▸ **EXERCISE AIM**:
Copy out all of the data below with no alterations.

▸ **RECORDS SUPPLIED**:
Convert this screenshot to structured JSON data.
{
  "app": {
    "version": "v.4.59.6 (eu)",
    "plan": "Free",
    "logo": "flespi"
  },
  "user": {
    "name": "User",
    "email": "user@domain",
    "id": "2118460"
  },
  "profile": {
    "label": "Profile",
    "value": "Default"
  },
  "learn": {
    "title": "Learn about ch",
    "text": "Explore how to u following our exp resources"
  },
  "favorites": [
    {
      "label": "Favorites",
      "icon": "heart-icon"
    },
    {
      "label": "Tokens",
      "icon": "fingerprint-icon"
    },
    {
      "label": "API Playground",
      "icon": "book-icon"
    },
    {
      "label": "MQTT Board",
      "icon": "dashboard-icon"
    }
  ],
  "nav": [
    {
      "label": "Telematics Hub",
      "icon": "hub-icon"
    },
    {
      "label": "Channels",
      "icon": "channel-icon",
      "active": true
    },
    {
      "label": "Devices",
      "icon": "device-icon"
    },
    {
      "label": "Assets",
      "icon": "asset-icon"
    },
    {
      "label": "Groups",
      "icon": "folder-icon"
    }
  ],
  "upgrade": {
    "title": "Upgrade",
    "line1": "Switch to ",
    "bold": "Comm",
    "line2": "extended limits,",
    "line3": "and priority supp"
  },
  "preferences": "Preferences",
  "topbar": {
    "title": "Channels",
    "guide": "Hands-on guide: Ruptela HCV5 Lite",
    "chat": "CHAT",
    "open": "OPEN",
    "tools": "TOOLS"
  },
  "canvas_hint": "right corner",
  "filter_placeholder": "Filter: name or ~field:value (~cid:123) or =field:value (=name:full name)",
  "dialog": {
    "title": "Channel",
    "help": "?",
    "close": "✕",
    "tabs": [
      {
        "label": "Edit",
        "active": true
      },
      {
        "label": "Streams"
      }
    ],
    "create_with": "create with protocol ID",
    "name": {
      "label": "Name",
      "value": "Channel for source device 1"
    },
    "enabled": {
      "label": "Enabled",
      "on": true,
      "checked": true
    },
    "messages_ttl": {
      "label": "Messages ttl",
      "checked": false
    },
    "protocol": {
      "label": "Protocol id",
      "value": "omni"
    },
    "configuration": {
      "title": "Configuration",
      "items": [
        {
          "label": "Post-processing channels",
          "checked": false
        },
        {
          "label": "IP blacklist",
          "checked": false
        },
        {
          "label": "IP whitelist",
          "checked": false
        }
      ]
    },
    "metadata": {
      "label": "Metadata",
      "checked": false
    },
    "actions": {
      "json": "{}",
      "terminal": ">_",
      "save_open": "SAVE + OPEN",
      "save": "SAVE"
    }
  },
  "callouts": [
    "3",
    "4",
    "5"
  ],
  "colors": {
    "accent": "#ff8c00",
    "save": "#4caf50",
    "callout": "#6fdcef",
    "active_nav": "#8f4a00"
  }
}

▸ **WRITTEN SOLUTION**:
Convert this screenshot to structured JSON data.
{
  "app": {
    "version": "v.4.59.6 (eu)",
    "plan": "Free",
    "logo": "flespi"
  },
  "user": {
    "name": "User",
    "email": "user@domain",
    "id": "2118460"
  },
  "profile": {
    "label": "Profile",
    "value": "Default"
  },
  "learn": {
    "title": "Learn about ch",
    "text": "Explore how to u following our exp resources"
  },
  "favorites": [
    {
      "label": "Favorites",
      "icon": "heart-icon"
    },
    {
      "label": "Tokens",
      "icon": "fingerprint-icon"
    },
    {
      "label": "API Playground",
      "icon": "book-icon"
    },
    {
      "label": "MQTT Board",
      "icon": "dashboard-icon"
    }
  ],
  "nav": [
    {
      "label": "Telematics Hub",
      "icon": "hub-icon"
    },
    {
      "label": "Channels",
      "icon": "channel-icon",
      "active": true
    },
    {
      "label": "Devices",
      "icon": "device-icon"
    },
    {
      "label": "Assets",
      "icon": "asset-icon"
    },
    {
      "label": "Groups",
      "icon": "folder-icon"
    }
  ],
  "upgrade": {
    "title": "Upgrade",
    "line1": "Switch to ",
    "bold": "Comm",
    "line2": "extended limits,",
    "line3": "and priority supp"
  },
  "preferences": "Preferences",
  "topbar": {
    "title": "Channels",
    "guide": "Hands-on guide: Ruptela HCV5 Lite",
    "chat": "CHAT",
    "open": "OPEN",
    "tools": "TOOLS"
  },
  "canvas_hint": "right corner",
  "filter_placeholder": "Filter: name or ~field:value (~cid:123) or =field:value (=name:full name)",
  "dialog": {
    "title": "Channel",
    "help": "?",
    "close": "✕",
    "tabs": [
      {
        "label": "Edit",
        "active": true
      },
      {
        "label": "Streams"
      }
    ],
    "create_with": "create with protocol ID",
    "name": {
      "label": "Name",
      "value": "Channel for source device 1"
    },
    "enabled": {
      "label": "Enabled",
      "on": true,
      "checked": true
    },
    "messages_ttl": {
      "label": "Messages ttl",
      "checked": false
    },
    "protocol": {
      "label": "Protocol id",
      "value": "omni"
    },
    "configuration": {
      "title": "Configuration",
      "items": [
        {
          "label": "Post-processing channels",
          "checked": false
        },
        {
          "label": "IP blacklist",
          "checked": false
        },
        {
          "label": "IP whitelist",
          "checked": false
        }
      ]
    },
    "metadata": {
      "label": "Metadata",
      "checked": false
    },
    "actions": {
      "json": "{}",
      "terminal": ">_",
      "save_open": "SAVE + OPEN",
      "save": "SAVE"
    }
  },
  "callouts": [
    "3",
    "4",
    "5"
  ],
  "colors": {
    "accent": "#ff8c00",
    "save": "#4caf50",
    "callout": "#6fdcef",
    "active_nav": "#8f4a00"
  }
}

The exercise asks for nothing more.